PROBLEM DETAILS: Would you return all of this data exactly, leaving nothing out?

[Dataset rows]
-- begin --
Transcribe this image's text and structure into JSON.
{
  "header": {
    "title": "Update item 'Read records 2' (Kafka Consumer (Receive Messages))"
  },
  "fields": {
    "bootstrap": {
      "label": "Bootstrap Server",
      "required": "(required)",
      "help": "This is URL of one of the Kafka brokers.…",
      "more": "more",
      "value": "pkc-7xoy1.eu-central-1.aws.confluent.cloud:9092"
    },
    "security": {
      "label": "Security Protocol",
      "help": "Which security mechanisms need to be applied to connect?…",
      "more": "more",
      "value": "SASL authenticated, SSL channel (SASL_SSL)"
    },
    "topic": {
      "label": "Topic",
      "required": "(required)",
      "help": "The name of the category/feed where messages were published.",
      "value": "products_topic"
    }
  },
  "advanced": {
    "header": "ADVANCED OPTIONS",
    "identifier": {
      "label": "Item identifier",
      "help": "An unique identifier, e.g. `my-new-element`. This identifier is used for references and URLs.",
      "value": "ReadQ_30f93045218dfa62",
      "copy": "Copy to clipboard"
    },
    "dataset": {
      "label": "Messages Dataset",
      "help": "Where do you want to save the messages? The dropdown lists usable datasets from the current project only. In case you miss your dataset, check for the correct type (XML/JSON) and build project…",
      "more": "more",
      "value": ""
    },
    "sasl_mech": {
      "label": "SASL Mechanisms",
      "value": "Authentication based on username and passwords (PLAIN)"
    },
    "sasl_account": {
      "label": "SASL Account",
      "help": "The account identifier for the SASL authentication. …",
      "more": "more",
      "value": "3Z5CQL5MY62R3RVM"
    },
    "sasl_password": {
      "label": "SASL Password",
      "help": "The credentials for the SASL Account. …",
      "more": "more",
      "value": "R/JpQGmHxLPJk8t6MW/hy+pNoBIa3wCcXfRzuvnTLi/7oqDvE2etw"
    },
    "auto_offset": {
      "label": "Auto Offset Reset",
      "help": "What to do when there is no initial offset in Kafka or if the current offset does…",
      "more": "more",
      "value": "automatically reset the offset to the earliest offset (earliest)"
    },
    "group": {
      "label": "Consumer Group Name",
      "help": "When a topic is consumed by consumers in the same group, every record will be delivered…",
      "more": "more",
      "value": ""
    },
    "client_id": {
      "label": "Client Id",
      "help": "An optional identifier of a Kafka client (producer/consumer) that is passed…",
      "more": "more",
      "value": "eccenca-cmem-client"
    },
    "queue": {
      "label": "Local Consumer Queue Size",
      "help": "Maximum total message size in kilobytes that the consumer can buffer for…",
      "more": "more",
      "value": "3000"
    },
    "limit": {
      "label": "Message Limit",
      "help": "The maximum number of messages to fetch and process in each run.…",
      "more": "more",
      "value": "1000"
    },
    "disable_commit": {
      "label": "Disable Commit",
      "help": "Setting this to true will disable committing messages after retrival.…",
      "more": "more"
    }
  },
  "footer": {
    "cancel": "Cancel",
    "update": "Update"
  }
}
-- end --
SOLUTION:
Transcribe this image's text and structure into JSON.
{
  "header": {
    "title": "Update item 'Read records 2' (Kafka Consumer (Receive Messages))"
  },
  "fields": {
    "bootstrap": {
      "label": "Bootstrap Server",
      "required": "(required)",
      "help": "This is URL of one of the Kafka brokers.…",
      "more": "more",
      "value": "pkc-7xoy1.eu-central-1.aws.confluent.cloud:9092"
    },
    "security": {
      "label": "Security Protocol",
      "help": "Which security mechanisms need to be applied to connect?…",
      "more": "more",
      "value": "SASL authenticated, SSL channel (SASL_SSL)"
    },
    "topic": {
      "label": "Topic",
      "required": "(required)",
      "help": "The name of the category/feed where messages were published.",
      "value": "products_topic"
    }
  },
  "advanced": {
    "header": "ADVANCED OPTIONS",
    "identifier": {
      "label": "Item identifier",
      "help": "An unique identifier, e.g. `my-new-element`. This identifier is used for references and URLs.",
      "value": "ReadQ_30f93045218dfa62",
      "copy": "Copy to clipboard"
    },
    "dataset": {
      "label": "Messages Dataset",
      "help": "Where do you want to save the messages? The dropdown lists usable datasets from the current project only. In case you miss your dataset, check for the correct type (XML/JSON) and build project…",
      "more": "more",
      "value": ""
    },
    "sasl_mech": {
      "label": "SASL Mechanisms",
      "value": "Authentication based on username and passwords (PLAIN)"
    },
    "sasl_account": {
      "label": "SASL Account",
      "help": "The account identifier for the SASL authentication. …",
      "more": "more",
      "value": "3Z5CQL5MY62R3RVM"
    },
    "sasl_password": {
      "label": "SASL Password",
      "help": "The credentials for the SASL Account. …",
      "more": "more",
      "value": "R/JpQGmHxLPJk8t6MW/hy+pNoBIa3wCcXfRzuvnTLi/7oqDvE2etw"
    },
    "auto_offset": {
      "label": "Auto Offset Reset",
      "help": "What to do when there is no initial offset in Kafka or if the current offset does…",
      "more": "more",
      "value": "automatically reset the offset to the earliest offset (earliest)"
    },
    "group": {
      "label": "Consumer Group Name",
      "help": "When a topic is consumed by consumers in the same group, every record will be delivered…",
      "more": "more",
      "value": ""
    },
    "client_id": {
      "label": "Client Id",
      "help": "An optional identifier of a Kafka client (producer/consumer) that is passed…",
      "more": "more",
      "value": "eccenca-cmem-client"
    },
    "queue": {
      "label": "Local Consumer Queue Size",
      "help": "Maximum total message size in kilobytes that the consumer can buffer for…",
      "more": "more",
      "value": "3000"
    },
    "limit": {
      "label": "Message Limit",
      "help": "The maximum number of messages to fetch and process in each run.…",
      "more": "more",
      "value": "1000"
    },
    "disable_commit": {
      "label": "Disable Commit",
      "help": "Setting this to true will disable committing messages after retrival.…",
      "more": "more"
    }
  },
  "footer": {
    "cancel": "Cancel",
    "update": "Update"
  }
}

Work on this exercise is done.